(Exercise) From the listing, collect all lines containing the word "title".

[Figure content listings]

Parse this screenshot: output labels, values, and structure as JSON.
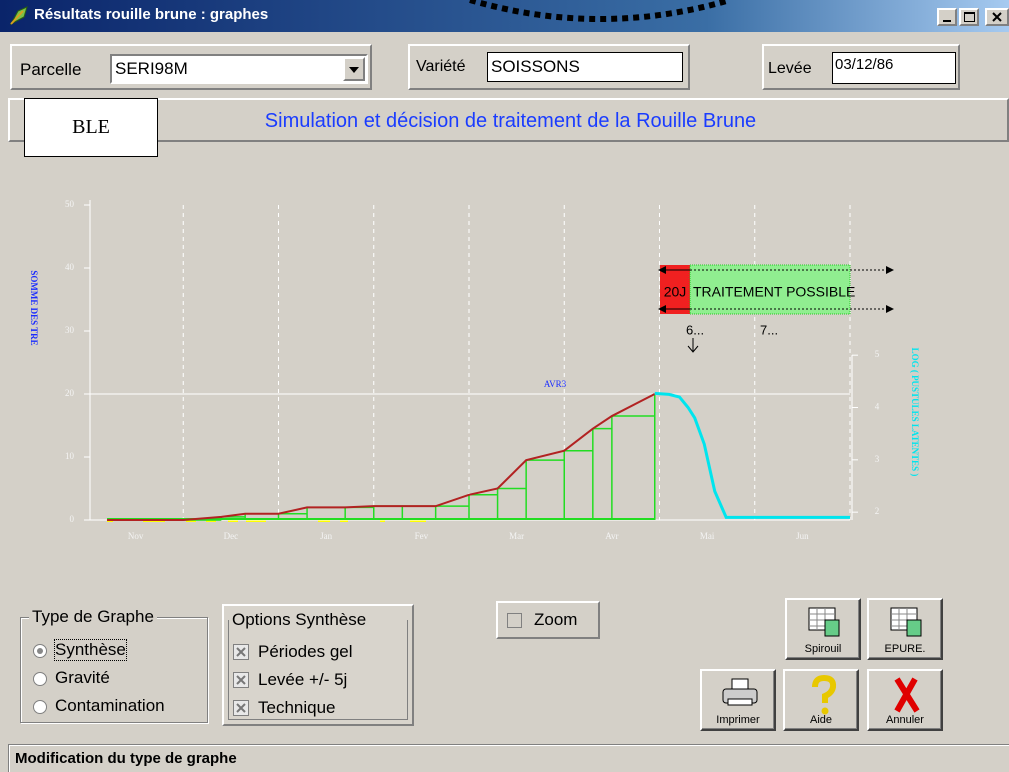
{
  "window": {
    "title": "Résultats rouille brune : graphes"
  },
  "fields": {
    "parcelle_label": "Parcelle",
    "parcelle_value": "SERI98M",
    "variete_label": "Variété",
    "variete_value": "SOISSONS",
    "levee_label": "Levée",
    "levee_value": "03/12/86"
  },
  "banner": {
    "crop": "BLE",
    "title": "Simulation et décision de traitement de la Rouille Brune"
  },
  "chart_data": {
    "type": "line",
    "ylabel": "SOMME DES TRE",
    "y2label": "LOG ( PUSTULES LATENTES )",
    "categories": [
      "Nov",
      "Dec",
      "Jan",
      "Fev",
      "Mar",
      "Avr",
      "Mai",
      "Jun"
    ],
    "xlim": [
      0,
      8
    ],
    "xticks": [
      1,
      2,
      3,
      4,
      5,
      6,
      7,
      8
    ],
    "ylim": [
      0,
      50
    ],
    "yticks": [
      0,
      10,
      20,
      30,
      40,
      50
    ],
    "y2lim": [
      1.85,
      7.87
    ],
    "y2ticks": [
      2,
      3,
      4,
      5
    ],
    "grid": true,
    "threshold": {
      "value": 20,
      "label": "AVR3"
    },
    "series": [
      {
        "color": "#b22222",
        "drop_color": "#22dd22",
        "x": [
          0.2,
          1.0,
          1.4,
          1.65,
          2.0,
          2.3,
          2.7,
          3.0,
          3.3,
          3.65,
          4.0,
          4.3,
          4.6,
          5.0,
          5.3,
          5.5,
          5.95
        ],
        "values": [
          0,
          0,
          0.5,
          1,
          1,
          2,
          2,
          2.2,
          2.2,
          2.2,
          4,
          5,
          9.5,
          11,
          14.5,
          16.5,
          20
        ]
      },
      {
        "color": "#00e5ee",
        "axis": "y2",
        "x": [
          5.95,
          6.1,
          6.21,
          6.3,
          6.37,
          6.47,
          6.58,
          6.7,
          8.0
        ],
        "values": [
          4.27,
          4.25,
          4.2,
          4.0,
          3.8,
          3.3,
          2.4,
          1.9,
          1.9
        ]
      }
    ],
    "treatment": {
      "delay_label": "20J",
      "label": "TRAITEMENT POSSIBLE",
      "marks": [
        "6...",
        "7..."
      ]
    }
  },
  "type_graphe": {
    "title": "Type de Graphe",
    "options": [
      "Synthèse",
      "Gravité",
      "Contamination"
    ],
    "selected": 0
  },
  "options_synthese": {
    "title": "Options Synthèse",
    "options": [
      "Périodes gel",
      "Levée +/- 5j",
      "Technique"
    ]
  },
  "zoom": "Zoom",
  "buttons": [
    "Spirouil",
    "EPURE.",
    "Imprimer",
    "Aide",
    "Annuler"
  ],
  "status": "Modification du type de graphe"
}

(Response to this exercise)
    "title": "Résultats rouille brune : graphes"
    "title": "Simulation et décision de traitement de la Rouille Brune"
    "title": "Type de Graphe",
    "title": "Options Synthèse",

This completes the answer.